Extract
--

This island of fisherfolk, thirteen km long and virtually untouched, is Haiti’s best kept secret. CNN World has called Abaka Bay beach one of the hundred most beautiful beaches in the world, and Madonna has described the island as “magical”. It’s a goldmine for divers: there are more than 200 shipwrecks in the area, including the wrecks of schooners and galleons sunk by the pirate Henry Morgan in the seventeenth century. If you’re looking for somewhere to stay, the boutique hotel Port Morgan overlooks a sheltered bay, and the Village Vacances, an eco-resort with excellent local food is another good choice. See
Just 80 km from Port-au-Prince, Jacmel is the city of Haitian artisans. Among its jewels is the Florita, a charming hotel built in the colonial style, founded in 1888. Today, bright stars in the worlds of art and fashion stay there, such as Donna Karan, who promotes the work of local artisans through her “Urban Zen” line of art and fashion. In the main lobby, antiques, naïve paintings and papier-mâché masks adorn every corner. Not far from the hotel are a house that belonged to Simon Bolívar, and the customs house, a building dating from the period when Jacmel was the most important port in the French colonial empire. The beach boasts a beautiful promenade covered in mosaics. See
Hidden in the mountains a few kilometers from Jacmel are the waterfalls and caves of Bassin Bleu. It is a unique experience to swim in these natural pools, where the falls of cold water contrast with the tropical temperature. The lush vegetation, the ferns and the turquoise water of the deep pools make this an extraordinary place where the local young people enjoy the clean, refreshing water, diving in from the very top of the waterfall. Be aware that, to preserve the integrity of the environment, the number of visitors is restricted.

--

Problem 1
Answer these from the Haiti travel passage:
(a) How many shipwrecks are there in the area around the island of fisherfolk?
(b) In what year was the Florita founded?
(c) Why is the number of visitors to Bassin Bleu restricted?
Problem 2
Please resume the Haiti travel passage after its final sentence and continue it in the same style.

Stored dataset items
--

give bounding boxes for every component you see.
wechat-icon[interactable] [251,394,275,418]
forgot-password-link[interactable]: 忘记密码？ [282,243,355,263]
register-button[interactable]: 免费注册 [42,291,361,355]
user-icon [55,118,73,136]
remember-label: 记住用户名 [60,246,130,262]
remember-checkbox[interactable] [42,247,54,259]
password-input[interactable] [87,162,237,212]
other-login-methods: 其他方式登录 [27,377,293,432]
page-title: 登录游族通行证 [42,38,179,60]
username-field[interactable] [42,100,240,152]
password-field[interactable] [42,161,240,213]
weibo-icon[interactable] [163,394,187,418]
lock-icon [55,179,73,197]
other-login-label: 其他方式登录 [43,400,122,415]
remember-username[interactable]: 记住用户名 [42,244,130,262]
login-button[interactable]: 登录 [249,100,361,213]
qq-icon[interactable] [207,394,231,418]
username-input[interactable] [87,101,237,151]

--

Written reply 1
(a) More than 200.
(b) 1888.
(c) To preserve the integrity of the environment.

Written reply 2
About 25 km south of the city of Cap Haïtien in northern Haiti stands the Citadelle Laferrière, the largest stone fortress in the Americas, perched on top of the Bonnet à l'Évêque mountain. Its construction was ordered by King Henri Christophe, a key figure in the Haitian revolution of 1791–1804, and it was built shortly after independence by the first freed slaves in order to protect themselves from a possible French attack. The Citadelle was declared a World Heritage Site by UNESCO in 1982. The views from the top are breathtaking and on clear days visitors can make out the island of Cuba. See
Haitian cuisine is very rich in spices, and rice, rum and tropical fruit juices also predominate. The djon-djon, a mushroom native to Haiti, is used in the preparation of a tasty rice dish called Diri-djon-djon. If you want to delight your palate with Caribbean–European fusion food, it’s essential that you eat at Papaye, a restaurant located in the suburb of Pétionville, Port-au-Prince.


Getting there: American Airlines flies to Port-au-Prince and Cap Haïtien, from where you can drive to Jacmel and the Citadelle, respectively. It is advisable to book local transport in advance. To go to Île-à-Vache, drive to Les Cayes and book transport to the island by boat through the hotel.